● **TASK**: Pull each line holding the word "print" from the data.

╔══

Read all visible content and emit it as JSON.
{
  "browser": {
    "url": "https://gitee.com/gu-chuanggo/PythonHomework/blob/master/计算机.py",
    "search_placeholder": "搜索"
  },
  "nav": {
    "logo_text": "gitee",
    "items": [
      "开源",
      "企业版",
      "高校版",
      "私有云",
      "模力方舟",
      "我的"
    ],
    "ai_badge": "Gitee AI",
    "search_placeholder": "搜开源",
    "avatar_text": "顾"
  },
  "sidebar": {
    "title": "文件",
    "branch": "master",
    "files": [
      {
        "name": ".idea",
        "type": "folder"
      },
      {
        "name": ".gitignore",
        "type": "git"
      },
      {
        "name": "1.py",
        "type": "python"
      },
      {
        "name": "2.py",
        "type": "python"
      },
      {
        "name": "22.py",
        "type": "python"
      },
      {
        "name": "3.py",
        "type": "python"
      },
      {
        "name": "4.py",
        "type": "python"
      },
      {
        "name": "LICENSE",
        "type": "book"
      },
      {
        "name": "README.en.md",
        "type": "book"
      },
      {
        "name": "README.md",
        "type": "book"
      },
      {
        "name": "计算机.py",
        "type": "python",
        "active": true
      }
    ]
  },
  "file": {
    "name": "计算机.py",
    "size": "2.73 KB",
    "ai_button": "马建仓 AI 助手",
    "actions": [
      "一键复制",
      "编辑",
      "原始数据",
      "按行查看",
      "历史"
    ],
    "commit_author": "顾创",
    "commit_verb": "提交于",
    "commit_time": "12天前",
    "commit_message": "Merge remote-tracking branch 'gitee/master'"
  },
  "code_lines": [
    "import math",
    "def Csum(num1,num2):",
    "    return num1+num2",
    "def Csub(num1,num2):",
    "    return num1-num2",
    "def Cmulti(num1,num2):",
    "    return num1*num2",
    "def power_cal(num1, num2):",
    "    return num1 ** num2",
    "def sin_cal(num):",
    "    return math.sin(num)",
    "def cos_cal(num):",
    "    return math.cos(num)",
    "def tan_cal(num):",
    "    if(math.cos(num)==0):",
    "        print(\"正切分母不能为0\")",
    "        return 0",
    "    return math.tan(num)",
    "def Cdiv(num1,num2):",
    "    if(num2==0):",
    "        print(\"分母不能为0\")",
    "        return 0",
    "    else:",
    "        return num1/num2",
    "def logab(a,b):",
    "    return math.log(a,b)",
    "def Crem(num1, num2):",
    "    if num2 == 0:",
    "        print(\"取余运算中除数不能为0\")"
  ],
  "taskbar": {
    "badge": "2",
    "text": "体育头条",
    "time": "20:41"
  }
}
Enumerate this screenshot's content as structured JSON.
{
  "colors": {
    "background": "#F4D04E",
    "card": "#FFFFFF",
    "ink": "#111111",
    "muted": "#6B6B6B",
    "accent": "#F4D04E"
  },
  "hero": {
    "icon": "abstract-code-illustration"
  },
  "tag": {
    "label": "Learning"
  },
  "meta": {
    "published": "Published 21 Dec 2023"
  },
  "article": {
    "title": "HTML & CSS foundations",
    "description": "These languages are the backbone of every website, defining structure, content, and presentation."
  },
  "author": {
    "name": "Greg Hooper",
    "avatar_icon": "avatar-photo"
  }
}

╚══

● **OUTPUT OF THE TASK**:
    "        print(\"正切分母不能为0\")",
    "        print(\"分母不能为0\")",
    "        print(\"取余运算中除数不能为0\")"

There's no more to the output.